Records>
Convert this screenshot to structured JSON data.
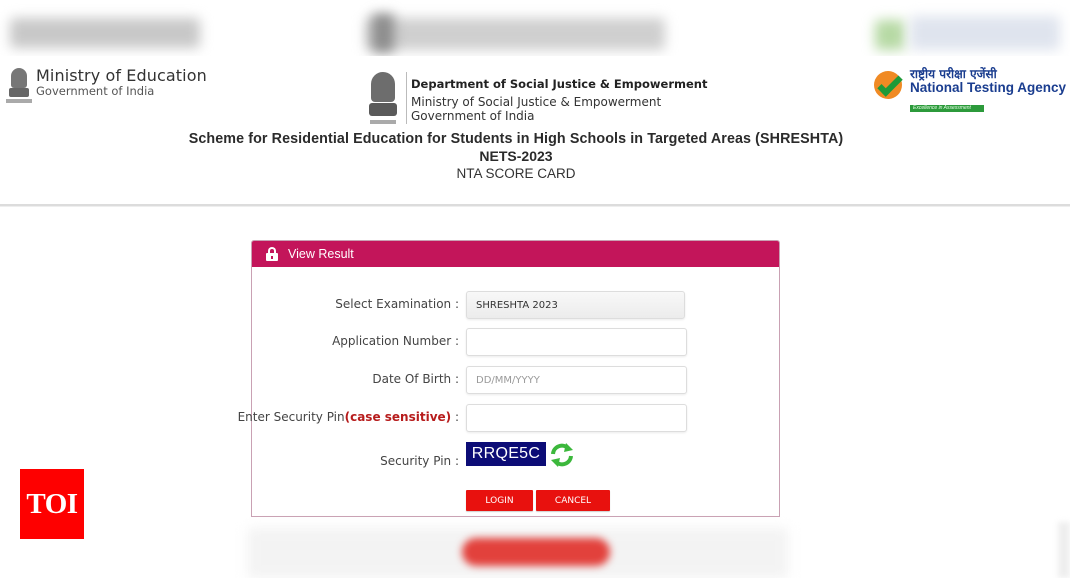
{
  "header": {
    "moe": {
      "title": "Ministry of Education",
      "subtitle": "Government of India"
    },
    "dsje": {
      "line1": "Department of Social Justice & Empowerment",
      "line2": "Ministry of Social Justice & Empowerment",
      "line3": "Government of India"
    },
    "nta": {
      "hindi": "राष्ट्रीय परीक्षा एजेंसी",
      "english": "National Testing Agency",
      "tagline": "Excellence in Assessment"
    },
    "title": "Scheme for Residential Education for Students in High Schools in Targeted Areas (SHRESHTA)",
    "subtitle": "NETS-2023",
    "card_label": "NTA SCORE CARD"
  },
  "panel": {
    "title": "View Result",
    "fields": {
      "exam": {
        "label": "Select Examination :",
        "value": "SHRESHTA 2023"
      },
      "application": {
        "label": "Application Number :",
        "value": "",
        "placeholder": ""
      },
      "dob": {
        "label": "Date Of Birth :",
        "value": "",
        "placeholder": "DD/MM/YYYY"
      },
      "pin_input": {
        "label_main": "Enter Security Pin",
        "label_note": "(case sensitive)",
        "label_suffix": " :",
        "value": "",
        "placeholder": ""
      },
      "captcha": {
        "label": "Security Pin :",
        "code": "RRQE5C"
      }
    },
    "buttons": {
      "login": "LOGIN",
      "cancel": "CANCEL"
    }
  },
  "watermark": {
    "text": "TOI"
  },
  "colors": {
    "panel_header": "#c3155a",
    "button": "#e8110e",
    "captcha_bg": "#0c0c76",
    "refresh": "#3cb83c",
    "toi": "#fe0000"
  }
}
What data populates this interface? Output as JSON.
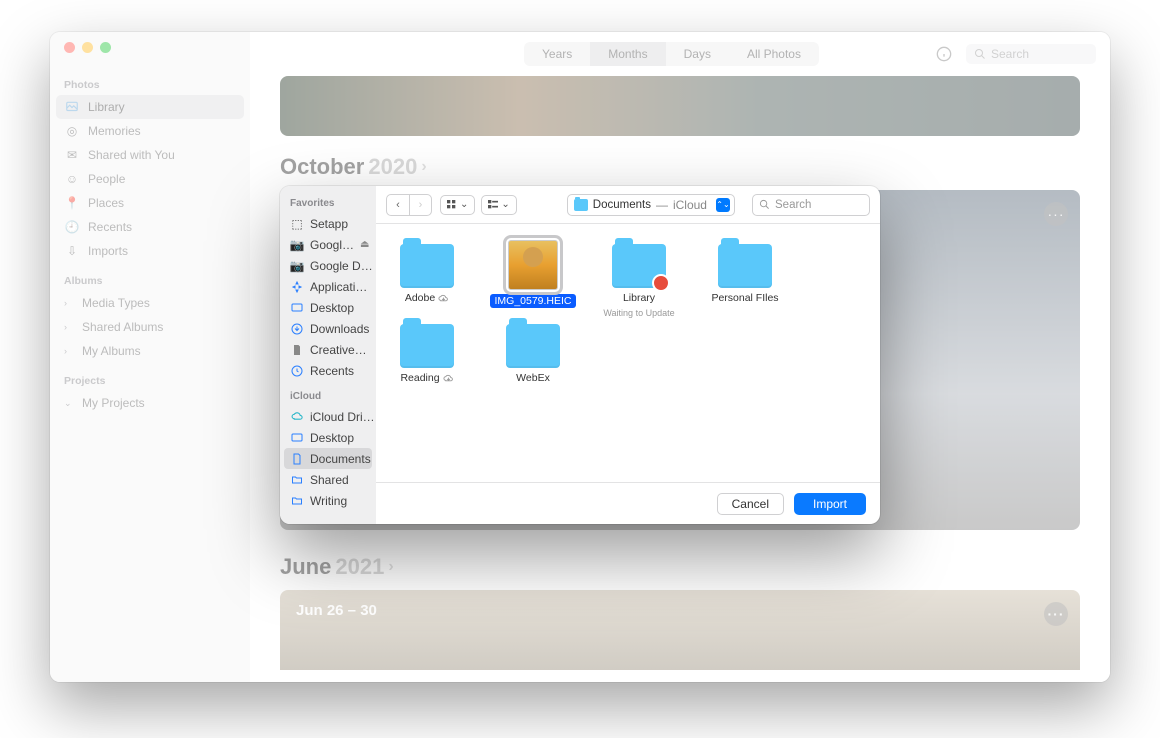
{
  "sidebar": {
    "sections": [
      {
        "title": "Photos",
        "items": [
          {
            "icon": "library",
            "label": "Library",
            "selected": true
          },
          {
            "icon": "memories",
            "label": "Memories"
          },
          {
            "icon": "shared",
            "label": "Shared with You"
          },
          {
            "icon": "people",
            "label": "People"
          },
          {
            "icon": "places",
            "label": "Places"
          },
          {
            "icon": "recents",
            "label": "Recents"
          },
          {
            "icon": "imports",
            "label": "Imports"
          }
        ]
      },
      {
        "title": "Albums",
        "items": [
          {
            "icon": "media",
            "label": "Media Types",
            "expand": ">"
          },
          {
            "icon": "shared-albums",
            "label": "Shared Albums",
            "expand": ">"
          },
          {
            "icon": "my-albums",
            "label": "My Albums",
            "expand": ">"
          }
        ]
      },
      {
        "title": "Projects",
        "items": [
          {
            "icon": "projects",
            "label": "My Projects",
            "expand": "v"
          }
        ]
      }
    ]
  },
  "toolbar": {
    "segments": [
      "Years",
      "Months",
      "Days",
      "All Photos"
    ],
    "segment_selected": 1,
    "search_placeholder": "Search"
  },
  "timeline": [
    {
      "month": "October",
      "year": "2020"
    },
    {
      "month": "June",
      "year": "2021",
      "caption": "Jun 26 – 30"
    }
  ],
  "finder": {
    "sidebar": {
      "sections": [
        {
          "title": "Favorites",
          "items": [
            {
              "icon": "setapp",
              "label": "Setapp"
            },
            {
              "icon": "camera",
              "label": "Googl…",
              "eject": true
            },
            {
              "icon": "camera",
              "label": "Google D…"
            },
            {
              "icon": "apps",
              "label": "Applicati…"
            },
            {
              "icon": "desktop",
              "label": "Desktop"
            },
            {
              "icon": "downloads",
              "label": "Downloads"
            },
            {
              "icon": "doc",
              "label": "Creative…"
            },
            {
              "icon": "recents",
              "label": "Recents"
            }
          ]
        },
        {
          "title": "iCloud",
          "items": [
            {
              "icon": "icloud",
              "label": "iCloud Dri…"
            },
            {
              "icon": "desktop",
              "label": "Desktop"
            },
            {
              "icon": "doc",
              "label": "Documents",
              "selected": true
            },
            {
              "icon": "folder",
              "label": "Shared"
            },
            {
              "icon": "folder",
              "label": "Writing"
            }
          ]
        }
      ]
    },
    "path": {
      "folder": "Documents",
      "location": "iCloud"
    },
    "search_placeholder": "Search",
    "items": [
      {
        "type": "folder",
        "name": "Adobe",
        "cloud": true
      },
      {
        "type": "file",
        "name": "IMG_0579.HEIC",
        "selected": true
      },
      {
        "type": "folder",
        "name": "Library",
        "badge": true,
        "subtitle": "Waiting to Update"
      },
      {
        "type": "folder",
        "name": "Personal FIles"
      },
      {
        "type": "folder",
        "name": "Reading",
        "cloud": true
      },
      {
        "type": "folder",
        "name": "WebEx"
      }
    ],
    "buttons": {
      "cancel": "Cancel",
      "import": "Import"
    }
  }
}
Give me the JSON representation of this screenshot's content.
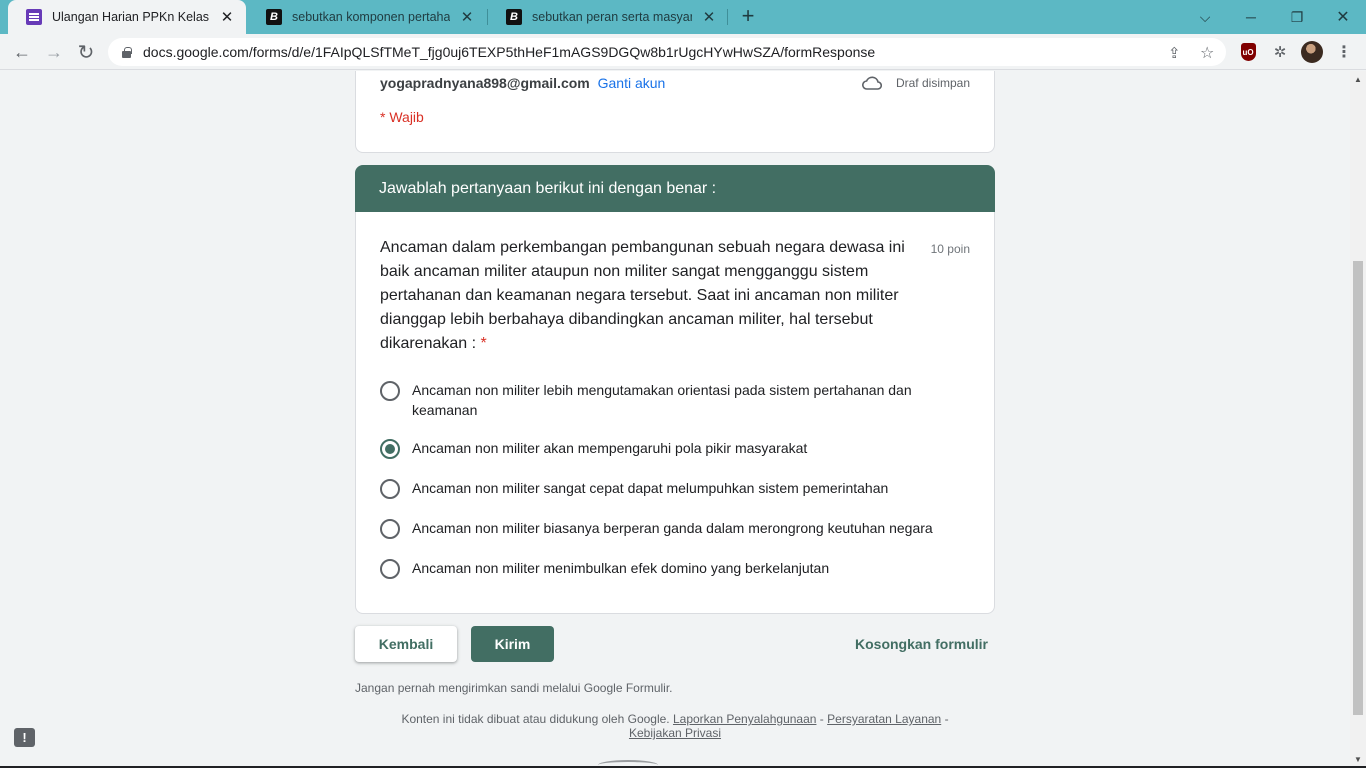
{
  "browser": {
    "tabs": [
      {
        "title": "Ulangan Harian PPKn Kelas X-VI",
        "favicon": "google-forms-icon",
        "active": true
      },
      {
        "title": "sebutkan komponen pertahanan",
        "favicon": "brainly-icon",
        "active": false
      },
      {
        "title": "sebutkan peran serta masyarakat",
        "favicon": "brainly-icon",
        "active": false
      }
    ],
    "url": "docs.google.com/forms/d/e/1FAIpQLSfTMeT_fjg0uj6TEXP5thHeF1mAGS9DGQw8b1rUgcHYwHwSZA/formResponse",
    "icons": {
      "new_tab": "+",
      "close": "✕",
      "back": "←",
      "forward": "→",
      "reload": "↻",
      "share": "⇪",
      "star": "☆",
      "extensions": "✲",
      "menu": "⋮",
      "dropdown": "⌵",
      "minimize": "─",
      "restore": "❐",
      "ublock": "uO"
    }
  },
  "form": {
    "account_email": "yogapradnyana898@gmail.com",
    "switch_account": "Ganti akun",
    "draft_status": "Draf disimpan",
    "required_note": "* Wajib",
    "section_title": "Jawablah pertanyaan berikut ini dengan benar :",
    "question": {
      "text": "Ancaman dalam perkembangan pembangunan sebuah negara dewasa ini baik ancaman militer ataupun non militer sangat mengganggu sistem pertahanan dan keamanan negara tersebut. Saat ini ancaman non militer dianggap lebih berbahaya dibandingkan ancaman militer, hal tersebut dikarenakan :",
      "required_mark": "*",
      "points": "10 poin",
      "options": [
        {
          "label": "Ancaman non militer lebih mengutamakan orientasi pada sistem pertahanan dan keamanan",
          "selected": false
        },
        {
          "label": "Ancaman non militer akan mempengaruhi pola pikir masyarakat",
          "selected": true
        },
        {
          "label": "Ancaman non militer sangat cepat dapat melumpuhkan sistem pemerintahan",
          "selected": false
        },
        {
          "label": "Ancaman non militer biasanya berperan ganda dalam merongrong keutuhan negara",
          "selected": false
        },
        {
          "label": "Ancaman non militer menimbulkan efek domino yang berkelanjutan",
          "selected": false
        }
      ]
    },
    "buttons": {
      "back": "Kembali",
      "submit": "Kirim",
      "clear": "Kosongkan formulir"
    },
    "footnote": "Jangan pernah mengirimkan sandi melalui Google Formulir.",
    "legal": {
      "prefix": "Konten ini tidak dibuat atau didukung oleh Google.",
      "report": "Laporkan Penyalahgunaan",
      "sep": "-",
      "terms": "Persyaratan Layanan",
      "privacy": "Kebijakan Privasi"
    },
    "report_icon": "!"
  },
  "colors": {
    "theme": "#426e63",
    "tabstrip": "#5cb8c4",
    "required": "#d93025",
    "link": "#1a73e8"
  }
}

Short problem>
Wherever "India" shows up in a line, copy that line.

Final answer>
      "subtitle": "Government of India"
      "line3": "Government of India"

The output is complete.